**EXERCISE MATERIALS:**
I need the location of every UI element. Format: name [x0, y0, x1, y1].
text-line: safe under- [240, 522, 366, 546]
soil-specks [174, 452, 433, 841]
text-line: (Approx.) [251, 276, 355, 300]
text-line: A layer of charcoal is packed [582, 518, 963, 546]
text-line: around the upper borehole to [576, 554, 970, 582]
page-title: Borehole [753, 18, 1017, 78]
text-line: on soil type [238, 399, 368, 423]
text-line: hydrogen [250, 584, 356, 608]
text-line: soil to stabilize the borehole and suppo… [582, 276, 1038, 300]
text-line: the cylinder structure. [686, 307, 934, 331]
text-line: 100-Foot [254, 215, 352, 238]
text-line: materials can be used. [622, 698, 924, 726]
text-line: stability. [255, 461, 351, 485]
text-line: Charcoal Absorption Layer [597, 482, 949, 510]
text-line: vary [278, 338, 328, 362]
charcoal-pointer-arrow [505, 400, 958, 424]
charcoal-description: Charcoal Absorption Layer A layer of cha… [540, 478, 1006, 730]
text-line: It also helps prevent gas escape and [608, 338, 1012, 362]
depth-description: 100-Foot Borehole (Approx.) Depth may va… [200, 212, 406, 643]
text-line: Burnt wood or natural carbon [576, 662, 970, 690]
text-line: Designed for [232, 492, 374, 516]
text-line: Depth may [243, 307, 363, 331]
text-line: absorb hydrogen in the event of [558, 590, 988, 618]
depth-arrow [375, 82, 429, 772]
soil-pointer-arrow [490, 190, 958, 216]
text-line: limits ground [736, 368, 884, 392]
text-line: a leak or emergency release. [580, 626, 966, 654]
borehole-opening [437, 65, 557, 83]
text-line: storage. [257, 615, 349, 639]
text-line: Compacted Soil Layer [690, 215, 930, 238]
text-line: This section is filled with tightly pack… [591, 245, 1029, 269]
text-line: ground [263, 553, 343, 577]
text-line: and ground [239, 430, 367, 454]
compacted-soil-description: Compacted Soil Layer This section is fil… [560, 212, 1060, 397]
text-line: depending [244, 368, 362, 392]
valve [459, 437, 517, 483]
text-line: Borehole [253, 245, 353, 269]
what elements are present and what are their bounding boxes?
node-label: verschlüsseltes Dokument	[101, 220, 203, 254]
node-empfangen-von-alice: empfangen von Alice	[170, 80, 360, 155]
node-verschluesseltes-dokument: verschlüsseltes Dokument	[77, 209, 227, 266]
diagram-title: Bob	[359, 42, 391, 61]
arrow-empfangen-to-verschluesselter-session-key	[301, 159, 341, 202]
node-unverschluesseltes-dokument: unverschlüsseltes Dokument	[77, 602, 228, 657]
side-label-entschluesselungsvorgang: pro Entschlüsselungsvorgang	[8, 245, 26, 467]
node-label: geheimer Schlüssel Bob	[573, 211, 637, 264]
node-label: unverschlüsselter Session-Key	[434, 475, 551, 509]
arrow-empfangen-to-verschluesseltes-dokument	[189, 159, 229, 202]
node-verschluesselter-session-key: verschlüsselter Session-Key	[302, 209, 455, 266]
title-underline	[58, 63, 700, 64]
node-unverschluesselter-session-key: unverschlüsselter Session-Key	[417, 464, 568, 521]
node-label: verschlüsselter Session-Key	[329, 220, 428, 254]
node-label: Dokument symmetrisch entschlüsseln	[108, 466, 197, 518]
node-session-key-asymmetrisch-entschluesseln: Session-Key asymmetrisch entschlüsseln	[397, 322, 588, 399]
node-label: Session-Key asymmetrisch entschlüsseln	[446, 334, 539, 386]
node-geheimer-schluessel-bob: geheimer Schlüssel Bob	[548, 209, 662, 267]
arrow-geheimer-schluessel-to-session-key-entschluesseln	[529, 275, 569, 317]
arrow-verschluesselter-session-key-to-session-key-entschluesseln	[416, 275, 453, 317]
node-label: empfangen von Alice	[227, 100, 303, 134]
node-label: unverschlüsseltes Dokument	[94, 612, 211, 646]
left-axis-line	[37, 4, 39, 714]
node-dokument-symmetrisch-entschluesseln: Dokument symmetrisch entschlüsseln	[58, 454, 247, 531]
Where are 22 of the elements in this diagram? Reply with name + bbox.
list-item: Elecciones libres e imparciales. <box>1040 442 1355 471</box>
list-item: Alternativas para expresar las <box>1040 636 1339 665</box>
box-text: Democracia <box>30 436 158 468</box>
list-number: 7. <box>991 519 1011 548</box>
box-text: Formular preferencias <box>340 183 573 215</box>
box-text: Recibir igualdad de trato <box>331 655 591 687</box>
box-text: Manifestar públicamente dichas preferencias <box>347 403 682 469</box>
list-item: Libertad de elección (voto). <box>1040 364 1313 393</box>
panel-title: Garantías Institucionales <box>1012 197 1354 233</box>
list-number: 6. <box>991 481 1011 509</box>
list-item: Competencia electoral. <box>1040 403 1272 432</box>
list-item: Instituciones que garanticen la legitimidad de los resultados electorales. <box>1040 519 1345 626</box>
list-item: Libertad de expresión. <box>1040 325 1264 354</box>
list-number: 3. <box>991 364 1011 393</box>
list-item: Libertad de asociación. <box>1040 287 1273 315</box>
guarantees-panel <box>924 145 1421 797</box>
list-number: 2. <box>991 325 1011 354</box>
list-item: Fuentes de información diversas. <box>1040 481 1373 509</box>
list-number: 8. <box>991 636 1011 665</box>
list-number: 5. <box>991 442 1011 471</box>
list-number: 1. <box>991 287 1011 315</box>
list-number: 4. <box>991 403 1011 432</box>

**OBJECTIVE:** Return all of the rows above unchanged, word for word.

**SOLUTION:**
I need the location of every UI element. Format: name [x0, y0, x1, y1].
text-line: safe under- [240, 522, 366, 546]
soil-specks [174, 452, 433, 841]
text-line: (Approx.) [251, 276, 355, 300]
text-line: A layer of charcoal is packed [582, 518, 963, 546]
text-line: around the upper borehole to [576, 554, 970, 582]
page-title: Borehole [753, 18, 1017, 78]
text-line: on soil type [238, 399, 368, 423]
text-line: hydrogen [250, 584, 356, 608]
text-line: soil to stabilize the borehole and suppo… [582, 276, 1038, 300]
text-line: the cylinder structure. [686, 307, 934, 331]
text-line: 100-Foot [254, 215, 352, 238]
text-line: materials can be used. [622, 698, 924, 726]
text-line: stability. [255, 461, 351, 485]
text-line: Charcoal Absorption Layer [597, 482, 949, 510]
text-line: vary [278, 338, 328, 362]
charcoal-pointer-arrow [505, 400, 958, 424]
charcoal-description: Charcoal Absorption Layer A layer of cha… [540, 478, 1006, 730]
text-line: It also helps prevent gas escape and [608, 338, 1012, 362]
depth-description: 100-Foot Borehole (Approx.) Depth may va… [200, 212, 406, 643]
text-line: Burnt wood or natural carbon [576, 662, 970, 690]
text-line: Designed for [232, 492, 374, 516]
text-line: Depth may [243, 307, 363, 331]
text-line: absorb hydrogen in the event of [558, 590, 988, 618]
depth-arrow [375, 82, 429, 772]
soil-pointer-arrow [490, 190, 958, 216]
text-line: limits ground [736, 368, 884, 392]
text-line: a leak or emergency release. [580, 626, 966, 654]
borehole-opening [437, 65, 557, 83]
text-line: storage. [257, 615, 349, 639]
text-line: Compacted Soil Layer [690, 215, 930, 238]
text-line: This section is filled with tightly pack… [591, 245, 1029, 269]
text-line: ground [263, 553, 343, 577]
text-line: and ground [239, 430, 367, 454]
compacted-soil-description: Compacted Soil Layer This section is fil… [560, 212, 1060, 397]
text-line: depending [244, 368, 362, 392]
valve [459, 437, 517, 483]
text-line: Borehole [253, 245, 353, 269]
what elements are present and what are their bounding boxes?
node-label: verschlüsseltes Dokument	[101, 220, 203, 254]
node-empfangen-von-alice: empfangen von Alice	[170, 80, 360, 155]
node-verschluesseltes-dokument: verschlüsseltes Dokument	[77, 209, 227, 266]
diagram-title: Bob	[359, 42, 391, 61]
arrow-empfangen-to-verschluesselter-session-key	[301, 159, 341, 202]
node-unverschluesseltes-dokument: unverschlüsseltes Dokument	[77, 602, 228, 657]
side-label-entschluesselungsvorgang: pro Entschlüsselungsvorgang	[8, 245, 26, 467]
node-label: geheimer Schlüssel Bob	[573, 211, 637, 264]
node-label: unverschlüsselter Session-Key	[434, 475, 551, 509]
arrow-empfangen-to-verschluesseltes-dokument	[189, 159, 229, 202]
node-verschluesselter-session-key: verschlüsselter Session-Key	[302, 209, 455, 266]
title-underline	[58, 63, 700, 64]
node-unverschluesselter-session-key: unverschlüsselter Session-Key	[417, 464, 568, 521]
node-label: verschlüsselter Session-Key	[329, 220, 428, 254]
node-label: Dokument symmetrisch entschlüsseln	[108, 466, 197, 518]
node-session-key-asymmetrisch-entschluesseln: Session-Key asymmetrisch entschlüsseln	[397, 322, 588, 399]
node-label: Session-Key asymmetrisch entschlüsseln	[446, 334, 539, 386]
node-geheimer-schluessel-bob: geheimer Schlüssel Bob	[548, 209, 662, 267]
arrow-geheimer-schluessel-to-session-key-entschluesseln	[529, 275, 569, 317]
arrow-verschluesselter-session-key-to-session-key-entschluesseln	[416, 275, 453, 317]
node-label: empfangen von Alice	[227, 100, 303, 134]
node-label: unverschlüsseltes Dokument	[94, 612, 211, 646]
left-axis-line	[37, 4, 39, 714]
node-dokument-symmetrisch-entschluesseln: Dokument symmetrisch entschlüsseln	[58, 454, 247, 531]
Where are 22 of the elements in this diagram? Reply with name + bbox.
list-item: Elecciones libres e imparciales. <box>1040 442 1355 471</box>
list-item: Alternativas para expresar las <box>1040 636 1339 665</box>
box-text: Democracia <box>30 436 158 468</box>
list-number: 7. <box>991 519 1011 548</box>
box-text: Formular preferencias <box>340 183 573 215</box>
box-text: Recibir igualdad de trato <box>331 655 591 687</box>
box-text: Manifestar públicamente dichas preferencias <box>347 403 682 469</box>
list-item: Libertad de elección (voto). <box>1040 364 1313 393</box>
panel-title: Garantías Institucionales <box>1012 197 1354 233</box>
list-number: 6. <box>991 481 1011 509</box>
list-item: Competencia electoral. <box>1040 403 1272 432</box>
list-item: Instituciones que garanticen la legitimidad de los resultados electorales. <box>1040 519 1345 626</box>
list-item: Libertad de expresión. <box>1040 325 1264 354</box>
list-number: 3. <box>991 364 1011 393</box>
list-item: Libertad de asociación. <box>1040 287 1273 315</box>
guarantees-panel <box>924 145 1421 797</box>
list-number: 2. <box>991 325 1011 354</box>
list-item: Fuentes de información diversas. <box>1040 481 1373 509</box>
list-number: 8. <box>991 636 1011 665</box>
list-number: 5. <box>991 442 1011 471</box>
list-number: 1. <box>991 287 1011 315</box>
list-number: 4. <box>991 403 1011 432</box>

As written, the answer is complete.